Extracted data entries:
--------------------
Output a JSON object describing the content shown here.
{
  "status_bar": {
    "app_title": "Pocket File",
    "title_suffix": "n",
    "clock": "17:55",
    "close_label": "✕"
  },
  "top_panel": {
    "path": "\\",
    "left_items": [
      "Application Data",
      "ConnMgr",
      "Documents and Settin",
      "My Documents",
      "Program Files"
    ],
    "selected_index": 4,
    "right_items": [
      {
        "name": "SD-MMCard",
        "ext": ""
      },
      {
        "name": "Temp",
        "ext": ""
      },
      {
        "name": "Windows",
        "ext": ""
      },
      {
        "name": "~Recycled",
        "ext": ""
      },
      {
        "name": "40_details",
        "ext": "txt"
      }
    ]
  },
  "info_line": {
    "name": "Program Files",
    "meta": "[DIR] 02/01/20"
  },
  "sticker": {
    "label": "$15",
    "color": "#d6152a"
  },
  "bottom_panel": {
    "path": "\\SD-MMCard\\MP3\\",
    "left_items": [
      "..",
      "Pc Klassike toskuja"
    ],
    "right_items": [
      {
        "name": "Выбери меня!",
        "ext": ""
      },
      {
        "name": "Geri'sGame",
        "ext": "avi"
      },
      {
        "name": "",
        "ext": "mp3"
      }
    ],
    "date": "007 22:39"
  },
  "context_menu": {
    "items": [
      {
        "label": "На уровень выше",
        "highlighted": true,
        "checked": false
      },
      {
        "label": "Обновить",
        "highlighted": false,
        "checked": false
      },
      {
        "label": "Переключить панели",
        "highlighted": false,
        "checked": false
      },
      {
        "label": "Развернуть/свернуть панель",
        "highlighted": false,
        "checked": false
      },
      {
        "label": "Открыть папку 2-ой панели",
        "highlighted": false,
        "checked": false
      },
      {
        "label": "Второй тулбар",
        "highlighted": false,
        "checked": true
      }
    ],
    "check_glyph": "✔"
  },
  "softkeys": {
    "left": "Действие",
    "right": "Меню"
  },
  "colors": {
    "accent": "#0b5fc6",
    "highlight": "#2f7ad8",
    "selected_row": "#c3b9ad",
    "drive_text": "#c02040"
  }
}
--------------------
Determine the count of lines in the data above with the string "панели" in them, and give that count alone.

— Response for this exercise —
2